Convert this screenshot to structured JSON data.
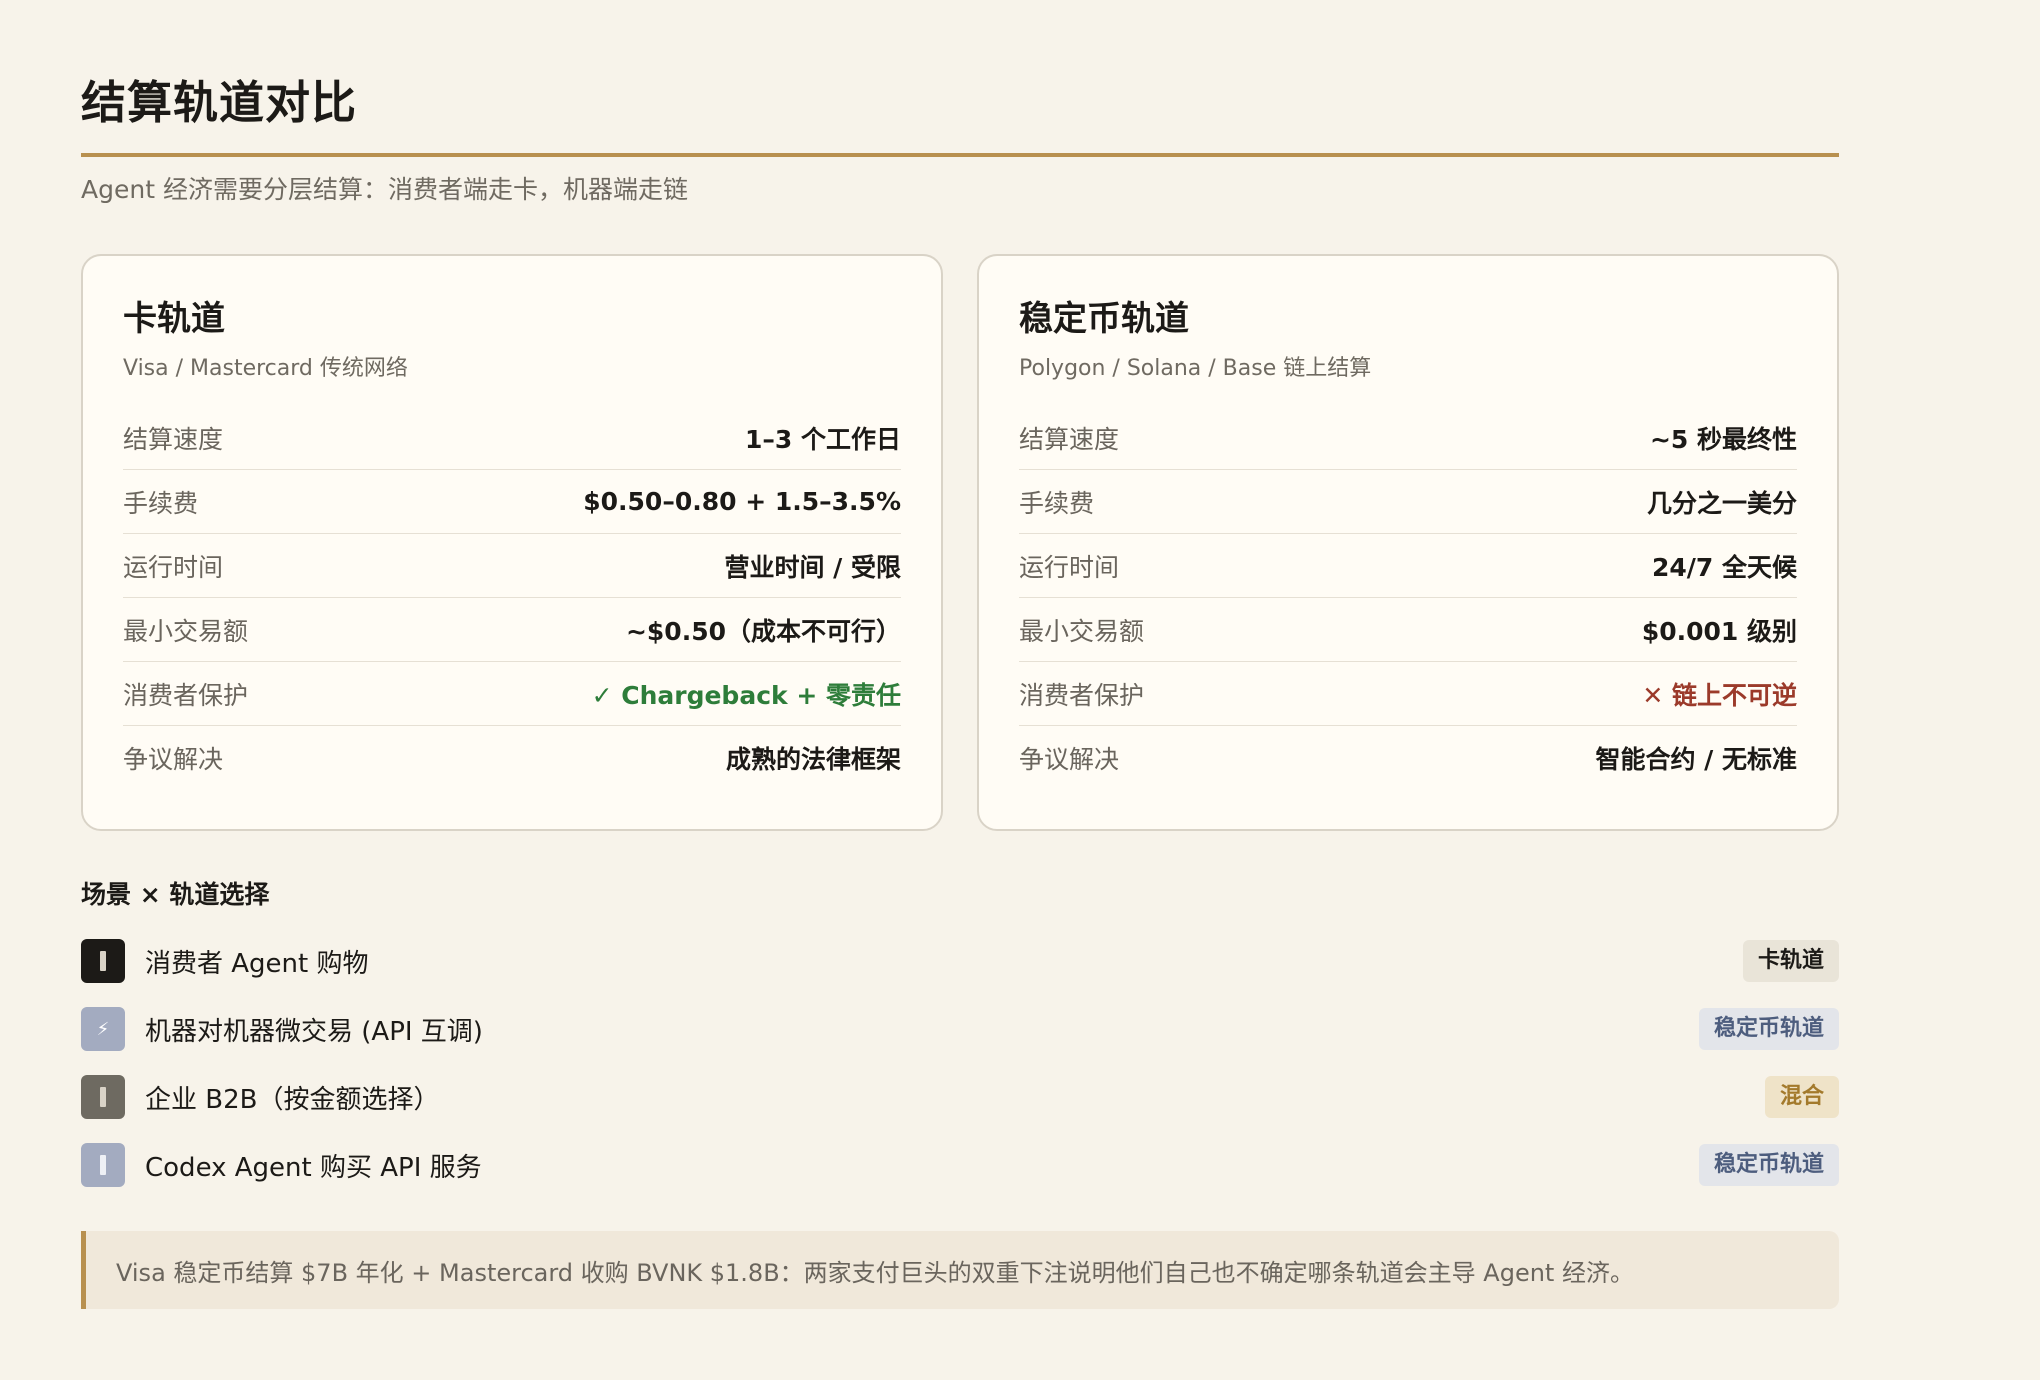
{
  "title": "结算轨道对比",
  "subtitle": "Agent 经济需要分层结算：消费者端走卡，机器端走链",
  "colors": {
    "accent": "#b8904f",
    "good": "#2e7d3a",
    "bad": "#9b3a2a",
    "background": "#f7f3ea"
  },
  "cards": [
    {
      "title": "卡轨道",
      "subtitle": "Visa / Mastercard 传统网络",
      "rows": [
        {
          "label": "结算速度",
          "value": "1–3 个工作日"
        },
        {
          "label": "手续费",
          "value": "$0.50–0.80 + 1.5–3.5%"
        },
        {
          "label": "运行时间",
          "value": "营业时间 / 受限"
        },
        {
          "label": "最小交易额",
          "value": "~$0.50（成本不可行）"
        },
        {
          "label": "消费者保护",
          "value": "✓ Chargeback + 零责任"
        },
        {
          "label": "争议解决",
          "value": "成熟的法律框架"
        }
      ]
    },
    {
      "title": "稳定币轨道",
      "subtitle": "Polygon / Solana / Base 链上结算",
      "rows": [
        {
          "label": "结算速度",
          "value": "~5 秒最终性"
        },
        {
          "label": "手续费",
          "value": "几分之一美分"
        },
        {
          "label": "运行时间",
          "value": "24/7 全天候"
        },
        {
          "label": "最小交易额",
          "value": "$0.001 级别"
        },
        {
          "label": "消费者保护",
          "value": "✕ 链上不可逆"
        },
        {
          "label": "争议解决",
          "value": "智能合约 / 无标准"
        }
      ]
    }
  ],
  "scenarios_title": "场景 × 轨道选择",
  "scenarios": [
    {
      "icon": "shopping-icon",
      "label": "消费者 Agent 购物",
      "tag": "卡轨道",
      "icon_color": "#1c1a17"
    },
    {
      "icon": "lightning-icon",
      "label": "机器对机器微交易 (API 互调)",
      "tag": "稳定币轨道",
      "icon_color": "#a3abc0"
    },
    {
      "icon": "building-icon",
      "label": "企业 B2B（按金额选择）",
      "tag": "混合",
      "icon_color": "#6e6a61"
    },
    {
      "icon": "code-icon",
      "label": "Codex Agent 购买 API 服务",
      "tag": "稳定币轨道",
      "icon_color": "#a3abc0"
    }
  ],
  "note": "Visa 稳定币结算 $7B 年化 + Mastercard 收购 BVNK $1.8B：两家支付巨头的双重下注说明他们自己也不确定哪条轨道会主导 Agent 经济。"
}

__Short problem__: Search the listing for the string "subtitle". Copy each line where it turns up.

__Result for this exercise__:
  "subtitle": "Agent 经济需要分层结算：消费者端走卡，机器端走链",
      "subtitle": "Visa / Mastercard 传统网络",
      "subtitle": "Polygon / Solana / Base 链上结算",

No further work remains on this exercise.